[EXERCISE DATA]
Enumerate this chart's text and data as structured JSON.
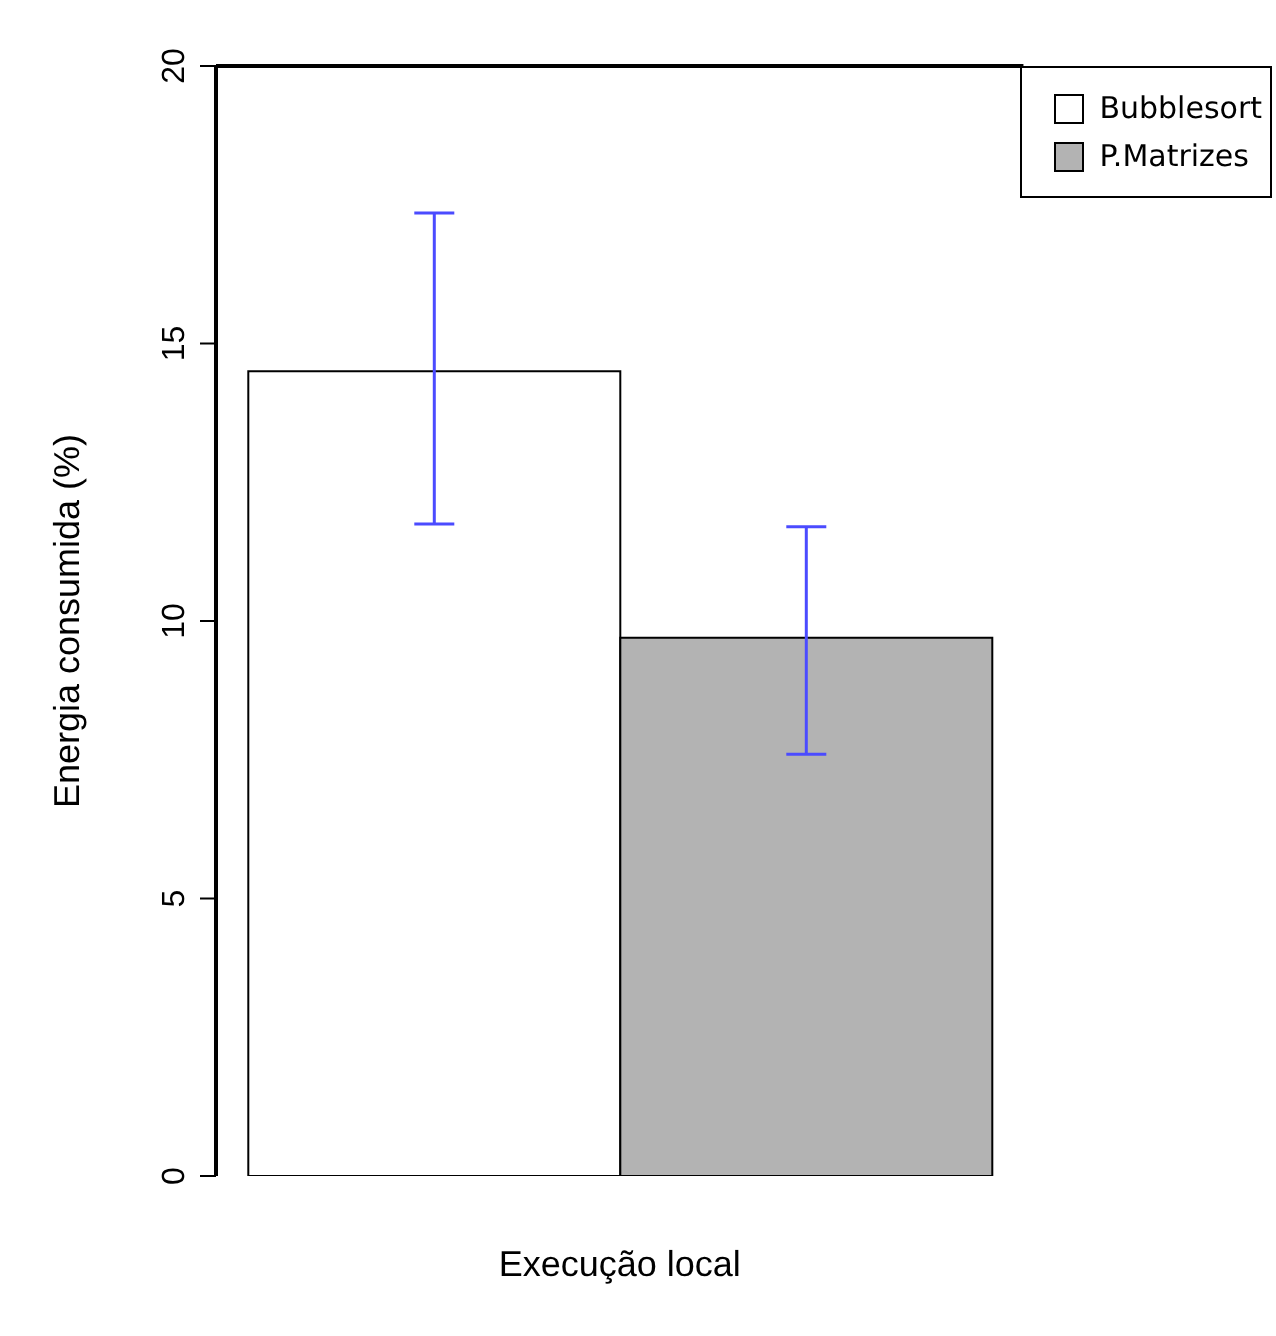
{
  "chart_data": {
    "type": "bar",
    "xlabel": "Execução local",
    "ylabel": "Energia consumida (%)",
    "categories": [
      null
    ],
    "series": [
      {
        "name": "Bubblesort",
        "color": "#ffffff",
        "values": [
          14.5
        ],
        "errors": [
          [
            11.75,
            17.35
          ]
        ]
      },
      {
        "name": "P.Matrizes",
        "color": "#b3b3b3",
        "values": [
          9.7
        ],
        "errors": [
          [
            7.6,
            11.7
          ]
        ]
      }
    ],
    "ylim": [
      0,
      20
    ],
    "yticks": [
      0,
      5,
      10,
      15,
      20
    ],
    "grid": false,
    "legend": "top right"
  }
}
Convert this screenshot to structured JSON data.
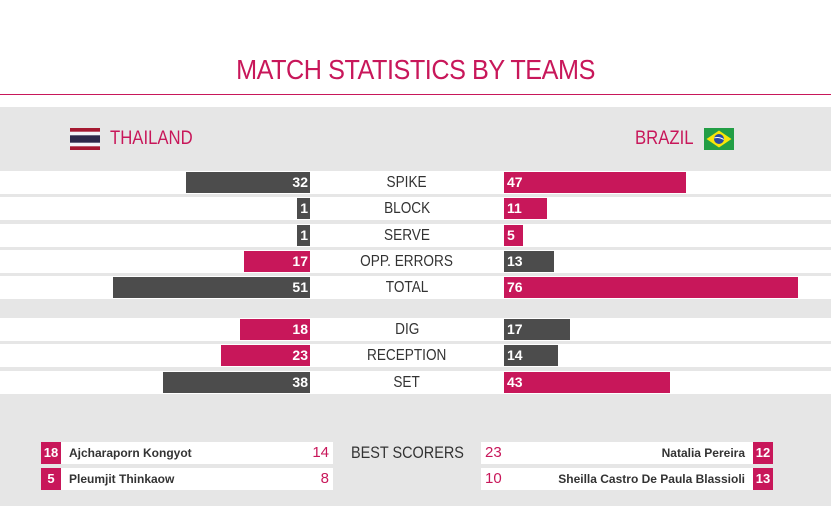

[SHORT TASK] Reproduce each entry precisely, dropping only the pictures.

[CORRECT ANSWER]
Enumerate this chart's text and data as structured JSON.
{
  "chart_data": {
    "type": "bar",
    "xlabel": "Execução local",
    "ylabel": "Energia consumida (%)",
    "categories": [
      null
    ],
    "series": [
      {
        "name": "Bubblesort",
        "color": "#ffffff",
        "values": [
          14.5
        ],
        "errors": [
          [
            11.75,
            17.35
          ]
        ]
      },
      {
        "name": "P.Matrizes",
        "color": "#b3b3b3",
        "values": [
          9.7
        ],
        "errors": [
          [
            7.6,
            11.7
          ]
        ]
      }
    ],
    "ylim": [
      0,
      20
    ],
    "yticks": [
      0,
      5,
      10,
      15,
      20
    ],
    "grid": false,
    "legend": "top right"
  }
}
Convert this screenshot to structured JSON data.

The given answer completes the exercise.